• THE REQUEST: Give the material again in full, matching it exactly.

--- START DATASET RECORDS ---

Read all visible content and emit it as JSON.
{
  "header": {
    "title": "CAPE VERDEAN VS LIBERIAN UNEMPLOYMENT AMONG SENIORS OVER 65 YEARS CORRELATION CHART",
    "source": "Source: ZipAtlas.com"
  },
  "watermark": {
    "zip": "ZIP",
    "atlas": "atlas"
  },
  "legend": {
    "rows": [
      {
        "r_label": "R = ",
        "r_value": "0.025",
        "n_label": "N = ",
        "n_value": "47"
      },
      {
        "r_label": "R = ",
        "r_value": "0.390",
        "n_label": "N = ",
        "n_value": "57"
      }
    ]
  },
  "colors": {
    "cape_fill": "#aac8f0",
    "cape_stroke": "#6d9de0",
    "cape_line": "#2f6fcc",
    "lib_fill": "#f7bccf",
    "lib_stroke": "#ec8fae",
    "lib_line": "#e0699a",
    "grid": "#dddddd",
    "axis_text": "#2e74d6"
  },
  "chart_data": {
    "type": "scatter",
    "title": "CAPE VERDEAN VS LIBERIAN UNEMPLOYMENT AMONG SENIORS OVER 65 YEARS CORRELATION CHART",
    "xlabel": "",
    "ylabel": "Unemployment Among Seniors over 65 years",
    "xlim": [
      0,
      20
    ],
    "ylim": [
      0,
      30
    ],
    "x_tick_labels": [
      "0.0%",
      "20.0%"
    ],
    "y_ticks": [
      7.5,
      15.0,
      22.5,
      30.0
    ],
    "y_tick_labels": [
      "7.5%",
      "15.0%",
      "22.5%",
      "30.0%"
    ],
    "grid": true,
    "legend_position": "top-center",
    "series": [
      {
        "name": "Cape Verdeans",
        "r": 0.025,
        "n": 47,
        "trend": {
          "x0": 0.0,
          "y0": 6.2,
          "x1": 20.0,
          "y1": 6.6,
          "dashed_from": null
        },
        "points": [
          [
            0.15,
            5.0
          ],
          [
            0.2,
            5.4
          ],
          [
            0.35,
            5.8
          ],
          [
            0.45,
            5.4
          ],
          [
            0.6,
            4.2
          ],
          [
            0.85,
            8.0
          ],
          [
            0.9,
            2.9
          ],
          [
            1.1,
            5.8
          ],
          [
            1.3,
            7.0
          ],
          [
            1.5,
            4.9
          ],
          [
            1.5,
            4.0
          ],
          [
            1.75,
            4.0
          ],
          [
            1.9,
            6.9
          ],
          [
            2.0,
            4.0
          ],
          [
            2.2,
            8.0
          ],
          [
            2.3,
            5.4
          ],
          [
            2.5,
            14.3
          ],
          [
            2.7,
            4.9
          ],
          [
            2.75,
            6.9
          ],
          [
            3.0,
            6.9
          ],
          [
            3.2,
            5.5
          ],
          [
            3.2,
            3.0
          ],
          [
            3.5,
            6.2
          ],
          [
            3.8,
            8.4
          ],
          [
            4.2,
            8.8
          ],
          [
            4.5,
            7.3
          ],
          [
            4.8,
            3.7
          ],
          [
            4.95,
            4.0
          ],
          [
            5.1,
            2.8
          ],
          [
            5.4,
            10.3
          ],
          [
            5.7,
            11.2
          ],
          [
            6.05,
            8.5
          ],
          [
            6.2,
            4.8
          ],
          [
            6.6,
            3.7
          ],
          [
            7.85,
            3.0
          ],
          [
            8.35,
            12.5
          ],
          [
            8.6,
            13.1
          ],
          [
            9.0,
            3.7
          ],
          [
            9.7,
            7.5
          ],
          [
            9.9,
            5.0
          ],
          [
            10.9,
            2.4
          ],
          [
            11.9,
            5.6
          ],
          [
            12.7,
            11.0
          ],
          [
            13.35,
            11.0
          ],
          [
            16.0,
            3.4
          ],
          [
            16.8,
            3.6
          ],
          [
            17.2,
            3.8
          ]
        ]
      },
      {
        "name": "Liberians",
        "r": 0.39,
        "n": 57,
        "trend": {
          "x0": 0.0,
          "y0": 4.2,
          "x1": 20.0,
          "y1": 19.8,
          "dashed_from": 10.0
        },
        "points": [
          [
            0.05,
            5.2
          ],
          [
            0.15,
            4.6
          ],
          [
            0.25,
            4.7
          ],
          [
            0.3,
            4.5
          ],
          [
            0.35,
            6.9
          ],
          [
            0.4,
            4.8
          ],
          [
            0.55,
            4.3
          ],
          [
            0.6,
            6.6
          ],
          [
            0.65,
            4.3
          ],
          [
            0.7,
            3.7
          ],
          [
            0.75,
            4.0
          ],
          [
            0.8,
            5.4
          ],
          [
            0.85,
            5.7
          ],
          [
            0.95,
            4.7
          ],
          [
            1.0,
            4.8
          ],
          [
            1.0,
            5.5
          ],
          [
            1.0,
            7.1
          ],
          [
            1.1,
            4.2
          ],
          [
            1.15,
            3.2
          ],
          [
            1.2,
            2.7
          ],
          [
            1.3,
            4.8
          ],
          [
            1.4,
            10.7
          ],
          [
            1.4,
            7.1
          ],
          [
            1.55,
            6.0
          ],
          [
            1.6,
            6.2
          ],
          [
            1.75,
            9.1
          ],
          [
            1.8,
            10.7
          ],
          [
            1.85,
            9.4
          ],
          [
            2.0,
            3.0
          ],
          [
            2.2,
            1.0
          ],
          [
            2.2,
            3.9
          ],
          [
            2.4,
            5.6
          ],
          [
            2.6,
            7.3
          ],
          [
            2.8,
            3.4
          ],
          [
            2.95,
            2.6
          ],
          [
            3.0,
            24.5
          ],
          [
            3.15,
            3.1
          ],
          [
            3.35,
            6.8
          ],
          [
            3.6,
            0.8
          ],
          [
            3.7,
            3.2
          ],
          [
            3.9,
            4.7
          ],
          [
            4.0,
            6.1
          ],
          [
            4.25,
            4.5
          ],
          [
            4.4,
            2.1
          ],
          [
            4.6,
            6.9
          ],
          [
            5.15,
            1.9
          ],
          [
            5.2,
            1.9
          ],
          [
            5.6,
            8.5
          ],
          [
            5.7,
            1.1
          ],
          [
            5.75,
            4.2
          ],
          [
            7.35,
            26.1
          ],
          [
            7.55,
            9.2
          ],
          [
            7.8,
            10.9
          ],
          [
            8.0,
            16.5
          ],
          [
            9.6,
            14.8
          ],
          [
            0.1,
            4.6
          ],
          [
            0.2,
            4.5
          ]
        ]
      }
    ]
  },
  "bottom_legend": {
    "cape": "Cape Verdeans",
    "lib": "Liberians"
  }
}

--- END DATASET RECORDS ---

• RESPONSE:
Read all visible content and emit it as JSON.
{
  "header": {
    "title": "CAPE VERDEAN VS LIBERIAN UNEMPLOYMENT AMONG SENIORS OVER 65 YEARS CORRELATION CHART",
    "source": "Source: ZipAtlas.com"
  },
  "watermark": {
    "zip": "ZIP",
    "atlas": "atlas"
  },
  "legend": {
    "rows": [
      {
        "r_label": "R = ",
        "r_value": "0.025",
        "n_label": "N = ",
        "n_value": "47"
      },
      {
        "r_label": "R = ",
        "r_value": "0.390",
        "n_label": "N = ",
        "n_value": "57"
      }
    ]
  },
  "colors": {
    "cape_fill": "#aac8f0",
    "cape_stroke": "#6d9de0",
    "cape_line": "#2f6fcc",
    "lib_fill": "#f7bccf",
    "lib_stroke": "#ec8fae",
    "lib_line": "#e0699a",
    "grid": "#dddddd",
    "axis_text": "#2e74d6"
  },
  "chart_data": {
    "type": "scatter",
    "title": "CAPE VERDEAN VS LIBERIAN UNEMPLOYMENT AMONG SENIORS OVER 65 YEARS CORRELATION CHART",
    "xlabel": "",
    "ylabel": "Unemployment Among Seniors over 65 years",
    "xlim": [
      0,
      20
    ],
    "ylim": [
      0,
      30
    ],
    "x_tick_labels": [
      "0.0%",
      "20.0%"
    ],
    "y_ticks": [
      7.5,
      15.0,
      22.5,
      30.0
    ],
    "y_tick_labels": [
      "7.5%",
      "15.0%",
      "22.5%",
      "30.0%"
    ],
    "grid": true,
    "legend_position": "top-center",
    "series": [
      {
        "name": "Cape Verdeans",
        "r": 0.025,
        "n": 47,
        "trend": {
          "x0": 0.0,
          "y0": 6.2,
          "x1": 20.0,
          "y1": 6.6,
          "dashed_from": null
        },
        "points": [
          [
            0.15,
            5.0
          ],
          [
            0.2,
            5.4
          ],
          [
            0.35,
            5.8
          ],
          [
            0.45,
            5.4
          ],
          [
            0.6,
            4.2
          ],
          [
            0.85,
            8.0
          ],
          [
            0.9,
            2.9
          ],
          [
            1.1,
            5.8
          ],
          [
            1.3,
            7.0
          ],
          [
            1.5,
            4.9
          ],
          [
            1.5,
            4.0
          ],
          [
            1.75,
            4.0
          ],
          [
            1.9,
            6.9
          ],
          [
            2.0,
            4.0
          ],
          [
            2.2,
            8.0
          ],
          [
            2.3,
            5.4
          ],
          [
            2.5,
            14.3
          ],
          [
            2.7,
            4.9
          ],
          [
            2.75,
            6.9
          ],
          [
            3.0,
            6.9
          ],
          [
            3.2,
            5.5
          ],
          [
            3.2,
            3.0
          ],
          [
            3.5,
            6.2
          ],
          [
            3.8,
            8.4
          ],
          [
            4.2,
            8.8
          ],
          [
            4.5,
            7.3
          ],
          [
            4.8,
            3.7
          ],
          [
            4.95,
            4.0
          ],
          [
            5.1,
            2.8
          ],
          [
            5.4,
            10.3
          ],
          [
            5.7,
            11.2
          ],
          [
            6.05,
            8.5
          ],
          [
            6.2,
            4.8
          ],
          [
            6.6,
            3.7
          ],
          [
            7.85,
            3.0
          ],
          [
            8.35,
            12.5
          ],
          [
            8.6,
            13.1
          ],
          [
            9.0,
            3.7
          ],
          [
            9.7,
            7.5
          ],
          [
            9.9,
            5.0
          ],
          [
            10.9,
            2.4
          ],
          [
            11.9,
            5.6
          ],
          [
            12.7,
            11.0
          ],
          [
            13.35,
            11.0
          ],
          [
            16.0,
            3.4
          ],
          [
            16.8,
            3.6
          ],
          [
            17.2,
            3.8
          ]
        ]
      },
      {
        "name": "Liberians",
        "r": 0.39,
        "n": 57,
        "trend": {
          "x0": 0.0,
          "y0": 4.2,
          "x1": 20.0,
          "y1": 19.8,
          "dashed_from": 10.0
        },
        "points": [
          [
            0.05,
            5.2
          ],
          [
            0.15,
            4.6
          ],
          [
            0.25,
            4.7
          ],
          [
            0.3,
            4.5
          ],
          [
            0.35,
            6.9
          ],
          [
            0.4,
            4.8
          ],
          [
            0.55,
            4.3
          ],
          [
            0.6,
            6.6
          ],
          [
            0.65,
            4.3
          ],
          [
            0.7,
            3.7
          ],
          [
            0.75,
            4.0
          ],
          [
            0.8,
            5.4
          ],
          [
            0.85,
            5.7
          ],
          [
            0.95,
            4.7
          ],
          [
            1.0,
            4.8
          ],
          [
            1.0,
            5.5
          ],
          [
            1.0,
            7.1
          ],
          [
            1.1,
            4.2
          ],
          [
            1.15,
            3.2
          ],
          [
            1.2,
            2.7
          ],
          [
            1.3,
            4.8
          ],
          [
            1.4,
            10.7
          ],
          [
            1.4,
            7.1
          ],
          [
            1.55,
            6.0
          ],
          [
            1.6,
            6.2
          ],
          [
            1.75,
            9.1
          ],
          [
            1.8,
            10.7
          ],
          [
            1.85,
            9.4
          ],
          [
            2.0,
            3.0
          ],
          [
            2.2,
            1.0
          ],
          [
            2.2,
            3.9
          ],
          [
            2.4,
            5.6
          ],
          [
            2.6,
            7.3
          ],
          [
            2.8,
            3.4
          ],
          [
            2.95,
            2.6
          ],
          [
            3.0,
            24.5
          ],
          [
            3.15,
            3.1
          ],
          [
            3.35,
            6.8
          ],
          [
            3.6,
            0.8
          ],
          [
            3.7,
            3.2
          ],
          [
            3.9,
            4.7
          ],
          [
            4.0,
            6.1
          ],
          [
            4.25,
            4.5
          ],
          [
            4.4,
            2.1
          ],
          [
            4.6,
            6.9
          ],
          [
            5.15,
            1.9
          ],
          [
            5.2,
            1.9
          ],
          [
            5.6,
            8.5
          ],
          [
            5.7,
            1.1
          ],
          [
            5.75,
            4.2
          ],
          [
            7.35,
            26.1
          ],
          [
            7.55,
            9.2
          ],
          [
            7.8,
            10.9
          ],
          [
            8.0,
            16.5
          ],
          [
            9.6,
            14.8
          ],
          [
            0.1,
            4.6
          ],
          [
            0.2,
            4.5
          ]
        ]
      }
    ]
  },
  "bottom_legend": {
    "cape": "Cape Verdeans",
    "lib": "Liberians"
  }
}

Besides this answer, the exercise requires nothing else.